═══ Dataset rows

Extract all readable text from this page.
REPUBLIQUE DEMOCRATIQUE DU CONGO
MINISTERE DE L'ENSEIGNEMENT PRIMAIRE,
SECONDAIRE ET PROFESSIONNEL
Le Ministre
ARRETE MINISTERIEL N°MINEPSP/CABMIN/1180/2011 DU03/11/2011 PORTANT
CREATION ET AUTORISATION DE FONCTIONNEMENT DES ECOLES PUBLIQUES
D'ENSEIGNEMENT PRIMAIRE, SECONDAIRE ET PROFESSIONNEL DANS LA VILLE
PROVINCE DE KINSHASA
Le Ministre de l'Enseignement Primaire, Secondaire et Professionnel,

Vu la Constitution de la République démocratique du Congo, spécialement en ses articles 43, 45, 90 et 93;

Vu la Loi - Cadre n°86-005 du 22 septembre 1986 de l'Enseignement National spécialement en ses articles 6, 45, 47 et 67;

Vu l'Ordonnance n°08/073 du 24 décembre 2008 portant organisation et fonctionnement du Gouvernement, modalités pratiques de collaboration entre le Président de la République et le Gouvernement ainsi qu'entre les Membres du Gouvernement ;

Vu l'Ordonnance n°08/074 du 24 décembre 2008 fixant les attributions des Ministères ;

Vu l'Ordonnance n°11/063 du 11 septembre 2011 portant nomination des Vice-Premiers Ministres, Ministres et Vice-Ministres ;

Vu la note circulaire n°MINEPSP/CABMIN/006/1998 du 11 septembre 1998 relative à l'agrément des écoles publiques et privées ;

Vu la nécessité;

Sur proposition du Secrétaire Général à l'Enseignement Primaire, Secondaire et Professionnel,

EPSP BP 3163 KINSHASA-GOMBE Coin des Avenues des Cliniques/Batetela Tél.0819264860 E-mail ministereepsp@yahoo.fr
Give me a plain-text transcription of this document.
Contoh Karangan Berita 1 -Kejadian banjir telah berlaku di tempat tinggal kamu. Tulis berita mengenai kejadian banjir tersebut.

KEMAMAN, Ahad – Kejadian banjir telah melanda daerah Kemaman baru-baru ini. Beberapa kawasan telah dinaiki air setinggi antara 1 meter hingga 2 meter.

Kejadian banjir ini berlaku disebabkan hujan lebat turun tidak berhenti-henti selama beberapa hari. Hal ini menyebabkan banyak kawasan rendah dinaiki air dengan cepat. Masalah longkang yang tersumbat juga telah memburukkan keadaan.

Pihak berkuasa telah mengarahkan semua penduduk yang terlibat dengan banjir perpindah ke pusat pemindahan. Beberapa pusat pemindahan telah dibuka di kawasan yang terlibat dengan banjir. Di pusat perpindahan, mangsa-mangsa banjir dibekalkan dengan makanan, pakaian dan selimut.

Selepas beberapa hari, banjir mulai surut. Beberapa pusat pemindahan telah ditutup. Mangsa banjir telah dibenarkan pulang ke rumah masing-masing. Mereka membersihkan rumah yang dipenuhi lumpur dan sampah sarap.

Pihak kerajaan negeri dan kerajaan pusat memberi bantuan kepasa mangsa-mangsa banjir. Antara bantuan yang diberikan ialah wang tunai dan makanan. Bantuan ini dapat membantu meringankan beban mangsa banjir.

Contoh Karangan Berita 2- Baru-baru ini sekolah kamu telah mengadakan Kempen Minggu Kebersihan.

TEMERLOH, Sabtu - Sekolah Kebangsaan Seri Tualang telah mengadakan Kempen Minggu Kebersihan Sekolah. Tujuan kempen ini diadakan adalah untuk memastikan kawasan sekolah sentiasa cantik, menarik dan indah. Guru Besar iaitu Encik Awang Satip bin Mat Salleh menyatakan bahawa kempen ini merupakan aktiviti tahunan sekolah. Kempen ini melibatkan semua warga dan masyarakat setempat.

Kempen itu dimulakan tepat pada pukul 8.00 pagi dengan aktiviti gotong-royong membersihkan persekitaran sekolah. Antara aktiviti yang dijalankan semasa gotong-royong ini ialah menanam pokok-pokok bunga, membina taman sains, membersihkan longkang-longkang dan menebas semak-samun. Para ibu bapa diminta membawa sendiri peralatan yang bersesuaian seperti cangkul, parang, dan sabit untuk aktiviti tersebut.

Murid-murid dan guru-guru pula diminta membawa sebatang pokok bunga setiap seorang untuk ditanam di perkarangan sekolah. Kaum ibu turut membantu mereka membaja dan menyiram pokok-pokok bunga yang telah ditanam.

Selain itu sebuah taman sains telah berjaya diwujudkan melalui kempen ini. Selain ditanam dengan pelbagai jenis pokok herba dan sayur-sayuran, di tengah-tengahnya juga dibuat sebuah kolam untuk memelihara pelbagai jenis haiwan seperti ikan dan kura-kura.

══════

● **What you will do**
Extract all lines containing the word "Berita".

● **Reply to the exercise**
Contoh Karangan Berita 1 -Kejadian banjir telah berlaku di tempat tinggal kamu. Tulis berita mengenai kejadian banjir tersebut.
Contoh Karangan Berita 2- Baru-baru ini sekolah kamu telah mengadakan Kempen Minggu Kebersihan.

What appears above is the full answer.